* Begin Data in this exercise *

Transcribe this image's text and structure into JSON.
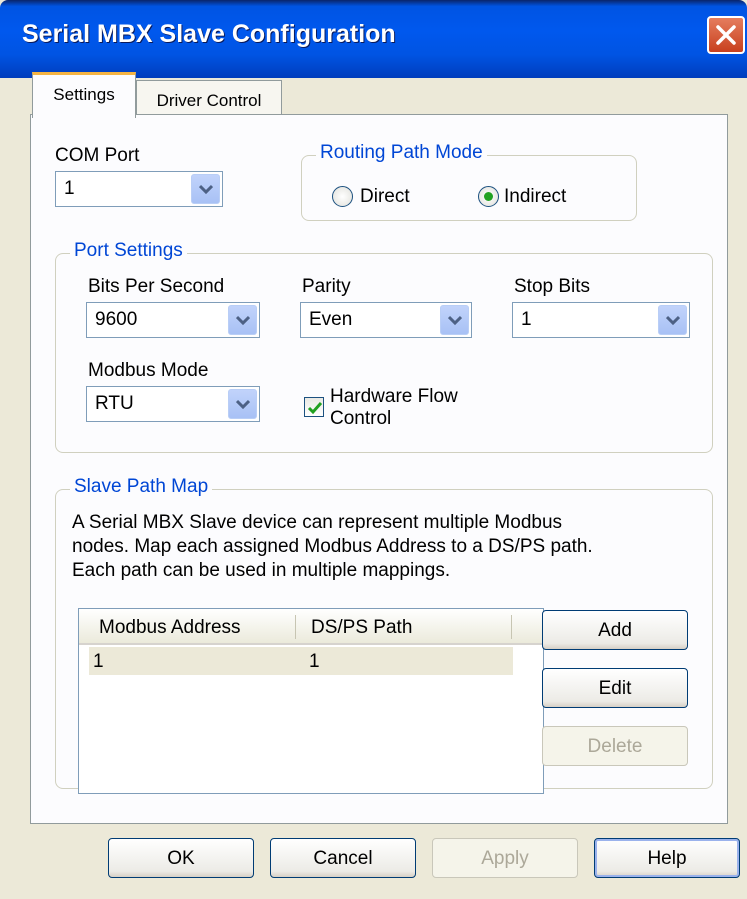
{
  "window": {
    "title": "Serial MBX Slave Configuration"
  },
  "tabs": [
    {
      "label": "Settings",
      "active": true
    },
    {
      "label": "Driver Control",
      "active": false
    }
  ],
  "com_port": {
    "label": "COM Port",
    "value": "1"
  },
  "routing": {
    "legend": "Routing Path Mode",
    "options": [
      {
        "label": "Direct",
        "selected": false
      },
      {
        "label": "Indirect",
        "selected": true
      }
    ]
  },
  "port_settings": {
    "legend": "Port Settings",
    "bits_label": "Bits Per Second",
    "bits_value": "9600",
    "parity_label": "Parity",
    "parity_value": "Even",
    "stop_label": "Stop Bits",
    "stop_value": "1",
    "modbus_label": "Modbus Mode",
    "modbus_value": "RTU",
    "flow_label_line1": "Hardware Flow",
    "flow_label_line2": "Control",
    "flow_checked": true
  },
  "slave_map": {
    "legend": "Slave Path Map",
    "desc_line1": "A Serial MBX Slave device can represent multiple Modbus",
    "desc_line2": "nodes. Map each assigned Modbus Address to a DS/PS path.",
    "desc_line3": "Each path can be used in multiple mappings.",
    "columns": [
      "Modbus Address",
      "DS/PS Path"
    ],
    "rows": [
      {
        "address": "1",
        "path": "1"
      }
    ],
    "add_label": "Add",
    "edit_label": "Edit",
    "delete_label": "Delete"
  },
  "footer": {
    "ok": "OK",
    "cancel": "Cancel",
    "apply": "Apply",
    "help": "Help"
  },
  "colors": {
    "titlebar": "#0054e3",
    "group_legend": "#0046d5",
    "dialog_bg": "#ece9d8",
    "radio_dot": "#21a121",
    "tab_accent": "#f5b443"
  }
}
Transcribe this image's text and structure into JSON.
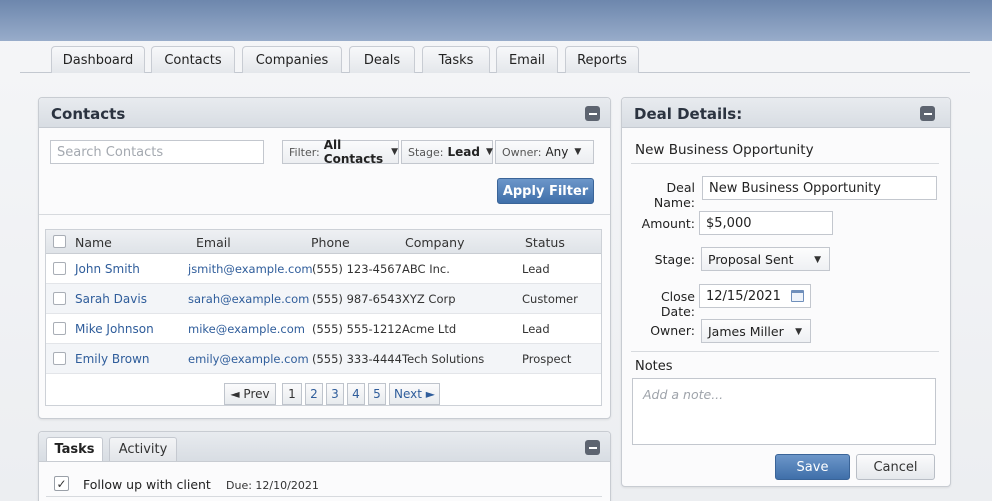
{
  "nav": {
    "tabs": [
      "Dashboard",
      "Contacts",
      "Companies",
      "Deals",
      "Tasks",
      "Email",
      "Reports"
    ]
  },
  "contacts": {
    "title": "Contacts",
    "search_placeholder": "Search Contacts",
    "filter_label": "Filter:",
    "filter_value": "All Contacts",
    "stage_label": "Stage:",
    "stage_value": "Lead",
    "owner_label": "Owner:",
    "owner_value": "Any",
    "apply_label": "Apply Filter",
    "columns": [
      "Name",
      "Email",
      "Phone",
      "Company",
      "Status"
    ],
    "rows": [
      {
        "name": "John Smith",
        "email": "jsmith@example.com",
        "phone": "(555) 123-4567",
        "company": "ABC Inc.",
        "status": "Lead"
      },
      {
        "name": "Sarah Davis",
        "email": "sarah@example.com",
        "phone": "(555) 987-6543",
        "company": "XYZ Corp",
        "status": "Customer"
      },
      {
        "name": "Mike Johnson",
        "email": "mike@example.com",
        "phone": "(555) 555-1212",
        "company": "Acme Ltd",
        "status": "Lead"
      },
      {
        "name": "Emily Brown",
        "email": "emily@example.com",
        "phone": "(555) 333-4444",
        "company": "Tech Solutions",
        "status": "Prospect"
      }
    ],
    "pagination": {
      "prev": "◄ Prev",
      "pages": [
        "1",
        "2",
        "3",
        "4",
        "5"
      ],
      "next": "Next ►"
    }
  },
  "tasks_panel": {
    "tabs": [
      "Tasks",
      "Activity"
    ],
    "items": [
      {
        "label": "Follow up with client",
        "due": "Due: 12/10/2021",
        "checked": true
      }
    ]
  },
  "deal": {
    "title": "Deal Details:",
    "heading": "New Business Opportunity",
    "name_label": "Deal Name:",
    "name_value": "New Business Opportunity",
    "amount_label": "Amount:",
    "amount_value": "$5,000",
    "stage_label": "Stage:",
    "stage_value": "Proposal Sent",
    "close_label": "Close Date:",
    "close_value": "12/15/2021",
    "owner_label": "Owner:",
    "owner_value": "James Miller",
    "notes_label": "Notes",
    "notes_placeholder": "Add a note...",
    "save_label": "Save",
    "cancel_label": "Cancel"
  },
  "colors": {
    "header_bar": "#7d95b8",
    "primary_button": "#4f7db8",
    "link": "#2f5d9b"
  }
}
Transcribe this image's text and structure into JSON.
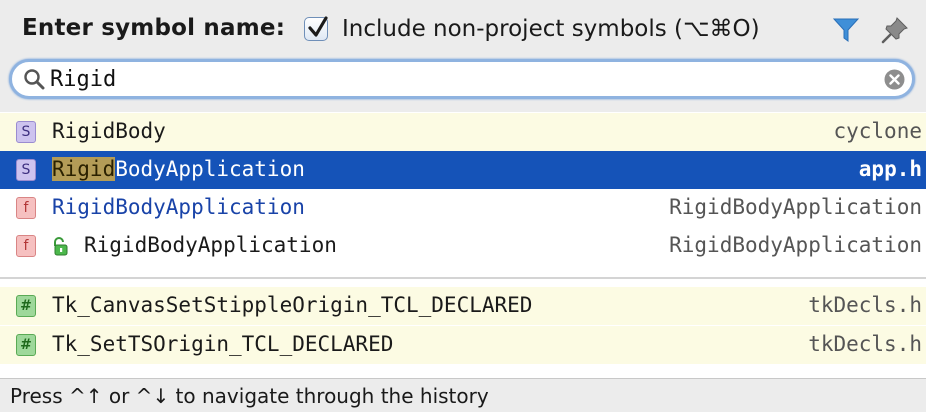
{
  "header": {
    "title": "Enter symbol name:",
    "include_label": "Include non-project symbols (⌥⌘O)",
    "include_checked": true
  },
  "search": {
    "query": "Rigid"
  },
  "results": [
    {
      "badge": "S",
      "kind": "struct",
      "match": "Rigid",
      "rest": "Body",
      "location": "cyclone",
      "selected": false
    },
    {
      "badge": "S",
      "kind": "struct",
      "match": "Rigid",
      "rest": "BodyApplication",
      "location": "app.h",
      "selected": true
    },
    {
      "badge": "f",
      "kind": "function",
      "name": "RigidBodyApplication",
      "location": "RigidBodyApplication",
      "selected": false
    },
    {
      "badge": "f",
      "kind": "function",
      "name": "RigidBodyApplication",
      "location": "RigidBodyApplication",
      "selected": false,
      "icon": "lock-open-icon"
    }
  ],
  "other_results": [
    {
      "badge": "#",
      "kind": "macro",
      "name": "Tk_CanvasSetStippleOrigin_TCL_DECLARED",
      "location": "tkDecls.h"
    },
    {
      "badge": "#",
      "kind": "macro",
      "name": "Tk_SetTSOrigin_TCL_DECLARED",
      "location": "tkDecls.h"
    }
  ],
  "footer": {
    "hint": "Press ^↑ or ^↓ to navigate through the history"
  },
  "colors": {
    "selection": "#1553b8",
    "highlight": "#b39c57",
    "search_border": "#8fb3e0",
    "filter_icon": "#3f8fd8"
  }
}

* End Data in this exercise *

Problem to solve: Every line containing the string "example" must be listed.

Answer in full:
        "email": "jsmith@example.com",
        "email": "sarah@example.com",
        "email": "mike@example.com",
        "email": "emily@example.com",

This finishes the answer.